(Material shown)
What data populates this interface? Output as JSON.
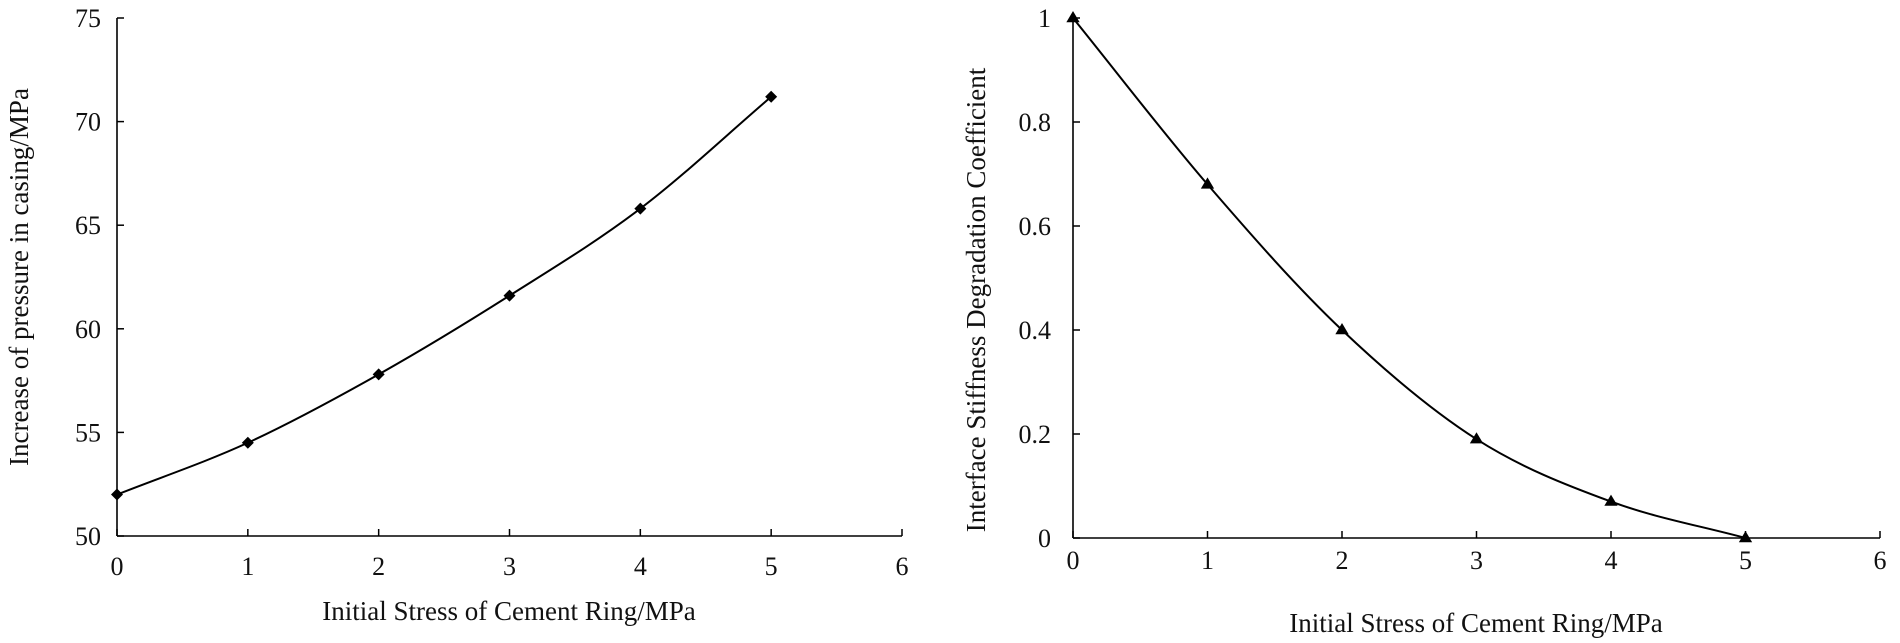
{
  "chart_data": [
    {
      "type": "line",
      "title": "",
      "xlabel": "Initial Stress of Cement Ring/MPa",
      "ylabel": "Increase of pressure in casing/MPa",
      "xlim": [
        0,
        6
      ],
      "ylim": [
        50,
        75
      ],
      "xticks": [
        "0",
        "1",
        "2",
        "3",
        "4",
        "5",
        "6"
      ],
      "yticks": [
        "50",
        "55",
        "60",
        "65",
        "70",
        "75"
      ],
      "marker": "diamond",
      "grid": false,
      "series": [
        {
          "name": "Increase of pressure in casing",
          "x": [
            0,
            1,
            2,
            3,
            4,
            5
          ],
          "values": [
            52.0,
            54.5,
            57.8,
            61.6,
            65.8,
            71.2
          ]
        }
      ]
    },
    {
      "type": "line",
      "title": "",
      "xlabel": "Initial Stress of Cement Ring/MPa",
      "ylabel": "Interface Stiffness Degradation Coefficient",
      "xlim": [
        0,
        6
      ],
      "ylim": [
        0,
        1
      ],
      "xticks": [
        "0",
        "1",
        "2",
        "3",
        "4",
        "5",
        "6"
      ],
      "yticks": [
        "0",
        "0.2",
        "0.4",
        "0.6",
        "0.8",
        "1"
      ],
      "marker": "triangle",
      "grid": false,
      "series": [
        {
          "name": "Interface Stiffness Degradation Coefficient",
          "x": [
            0,
            1,
            2,
            3,
            4,
            5
          ],
          "values": [
            1.0,
            0.68,
            0.4,
            0.19,
            0.07,
            0.0
          ]
        }
      ]
    }
  ]
}
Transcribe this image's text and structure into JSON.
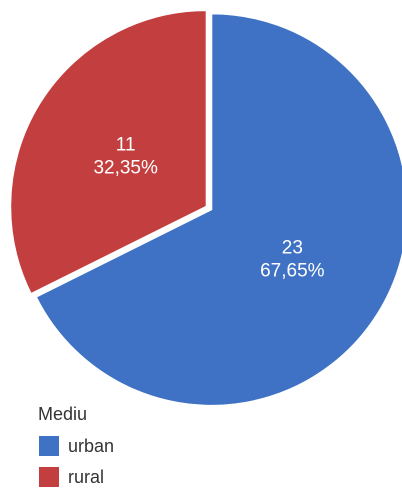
{
  "chart_data": {
    "type": "pie",
    "legend_title": "Mediu",
    "legend_position": "bottom-left",
    "slices": [
      {
        "name": "urban",
        "value": 23,
        "percent_label": "67,65%",
        "color": "#3f72c4"
      },
      {
        "name": "rural",
        "value": 11,
        "percent_label": "32,35%",
        "color": "#c33f3f"
      }
    ]
  }
}
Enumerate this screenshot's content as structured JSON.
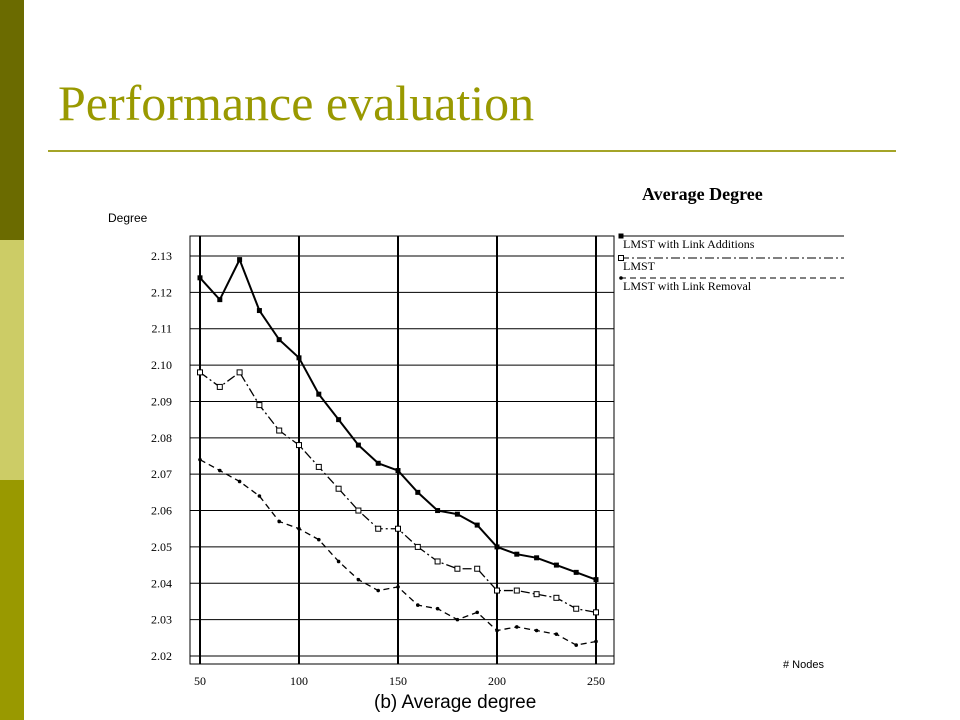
{
  "slide": {
    "title": "Performance evaluation",
    "colors": {
      "title": "#999900",
      "rule": "#a4a428",
      "bar_dark": "#6b6b00",
      "bar_light": "#cccc66",
      "bar_mid": "#999900"
    }
  },
  "chart_data": {
    "type": "line",
    "title": "Average Degree",
    "subtitle": "(b) Average degree",
    "ylabel": "Degree",
    "xlabel": "# Nodes",
    "x": [
      50,
      60,
      70,
      80,
      90,
      100,
      110,
      120,
      130,
      140,
      150,
      160,
      170,
      180,
      190,
      200,
      210,
      220,
      230,
      240,
      250
    ],
    "xlim": [
      50,
      250
    ],
    "ylim": [
      2.02,
      2.13
    ],
    "xticks": [
      "50",
      "100",
      "150",
      "200",
      "250"
    ],
    "yticks": [
      "2.02",
      "2.03",
      "2.04",
      "2.05",
      "2.06",
      "2.07",
      "2.08",
      "2.09",
      "2.10",
      "2.11",
      "2.12",
      "2.13"
    ],
    "grid": true,
    "legend_position": "top-right",
    "series": [
      {
        "name": "LMST with Link Additions",
        "marker": "filled-square",
        "line": "solid",
        "values": [
          2.124,
          2.118,
          2.129,
          2.115,
          2.107,
          2.102,
          2.092,
          2.085,
          2.078,
          2.073,
          2.071,
          2.065,
          2.06,
          2.059,
          2.056,
          2.05,
          2.048,
          2.047,
          2.045,
          2.043,
          2.041
        ]
      },
      {
        "name": "LMST",
        "marker": "open-square",
        "line": "dash-dot",
        "values": [
          2.098,
          2.094,
          2.098,
          2.089,
          2.082,
          2.078,
          2.072,
          2.066,
          2.06,
          2.055,
          2.055,
          2.05,
          2.046,
          2.044,
          2.044,
          2.038,
          2.038,
          2.037,
          2.036,
          2.033,
          2.032
        ]
      },
      {
        "name": "LMST with Link Removal",
        "marker": "dot",
        "line": "dashed",
        "values": [
          2.074,
          2.071,
          2.068,
          2.064,
          2.057,
          2.055,
          2.052,
          2.046,
          2.041,
          2.038,
          2.039,
          2.034,
          2.033,
          2.03,
          2.032,
          2.027,
          2.028,
          2.027,
          2.026,
          2.023,
          2.024
        ]
      }
    ]
  }
}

(What to do) Drop the pictures and reproduce the rest of the entries above exactly.

(Exercise result)
What data populates this interface? Output as JSON.
{
  "chart_data": [
    {
      "type": "line",
      "title": "",
      "xlabel": "Initial Stress of Cement Ring/MPa",
      "ylabel": "Increase of pressure in casing/MPa",
      "xlim": [
        0,
        6
      ],
      "ylim": [
        50,
        75
      ],
      "xticks": [
        "0",
        "1",
        "2",
        "3",
        "4",
        "5",
        "6"
      ],
      "yticks": [
        "50",
        "55",
        "60",
        "65",
        "70",
        "75"
      ],
      "marker": "diamond",
      "grid": false,
      "series": [
        {
          "name": "Increase of pressure in casing",
          "x": [
            0,
            1,
            2,
            3,
            4,
            5
          ],
          "values": [
            52.0,
            54.5,
            57.8,
            61.6,
            65.8,
            71.2
          ]
        }
      ]
    },
    {
      "type": "line",
      "title": "",
      "xlabel": "Initial Stress of Cement Ring/MPa",
      "ylabel": "Interface Stiffness Degradation Coefficient",
      "xlim": [
        0,
        6
      ],
      "ylim": [
        0,
        1
      ],
      "xticks": [
        "0",
        "1",
        "2",
        "3",
        "4",
        "5",
        "6"
      ],
      "yticks": [
        "0",
        "0.2",
        "0.4",
        "0.6",
        "0.8",
        "1"
      ],
      "marker": "triangle",
      "grid": false,
      "series": [
        {
          "name": "Interface Stiffness Degradation Coefficient",
          "x": [
            0,
            1,
            2,
            3,
            4,
            5
          ],
          "values": [
            1.0,
            0.68,
            0.4,
            0.19,
            0.07,
            0.0
          ]
        }
      ]
    }
  ]
}
Transcribe this image's text and structure into JSON.
{
  "chart_data": {
    "type": "pie",
    "legend_title": "Mediu",
    "legend_position": "bottom-left",
    "slices": [
      {
        "name": "urban",
        "value": 23,
        "percent_label": "67,65%",
        "color": "#3f72c4"
      },
      {
        "name": "rural",
        "value": 11,
        "percent_label": "32,35%",
        "color": "#c33f3f"
      }
    ]
  }
}
Enumerate this screenshot's content as structured JSON.
{
  "slide": {
    "title": "Performance evaluation",
    "colors": {
      "title": "#999900",
      "rule": "#a4a428",
      "bar_dark": "#6b6b00",
      "bar_light": "#cccc66",
      "bar_mid": "#999900"
    }
  },
  "chart_data": {
    "type": "line",
    "title": "Average Degree",
    "subtitle": "(b) Average degree",
    "ylabel": "Degree",
    "xlabel": "# Nodes",
    "x": [
      50,
      60,
      70,
      80,
      90,
      100,
      110,
      120,
      130,
      140,
      150,
      160,
      170,
      180,
      190,
      200,
      210,
      220,
      230,
      240,
      250
    ],
    "xlim": [
      50,
      250
    ],
    "ylim": [
      2.02,
      2.13
    ],
    "xticks": [
      "50",
      "100",
      "150",
      "200",
      "250"
    ],
    "yticks": [
      "2.02",
      "2.03",
      "2.04",
      "2.05",
      "2.06",
      "2.07",
      "2.08",
      "2.09",
      "2.10",
      "2.11",
      "2.12",
      "2.13"
    ],
    "grid": true,
    "legend_position": "top-right",
    "series": [
      {
        "name": "LMST with Link Additions",
        "marker": "filled-square",
        "line": "solid",
        "values": [
          2.124,
          2.118,
          2.129,
          2.115,
          2.107,
          2.102,
          2.092,
          2.085,
          2.078,
          2.073,
          2.071,
          2.065,
          2.06,
          2.059,
          2.056,
          2.05,
          2.048,
          2.047,
          2.045,
          2.043,
          2.041
        ]
      },
      {
        "name": "LMST",
        "marker": "open-square",
        "line": "dash-dot",
        "values": [
          2.098,
          2.094,
          2.098,
          2.089,
          2.082,
          2.078,
          2.072,
          2.066,
          2.06,
          2.055,
          2.055,
          2.05,
          2.046,
          2.044,
          2.044,
          2.038,
          2.038,
          2.037,
          2.036,
          2.033,
          2.032
        ]
      },
      {
        "name": "LMST with Link Removal",
        "marker": "dot",
        "line": "dashed",
        "values": [
          2.074,
          2.071,
          2.068,
          2.064,
          2.057,
          2.055,
          2.052,
          2.046,
          2.041,
          2.038,
          2.039,
          2.034,
          2.033,
          2.03,
          2.032,
          2.027,
          2.028,
          2.027,
          2.026,
          2.023,
          2.024
        ]
      }
    ]
  }
}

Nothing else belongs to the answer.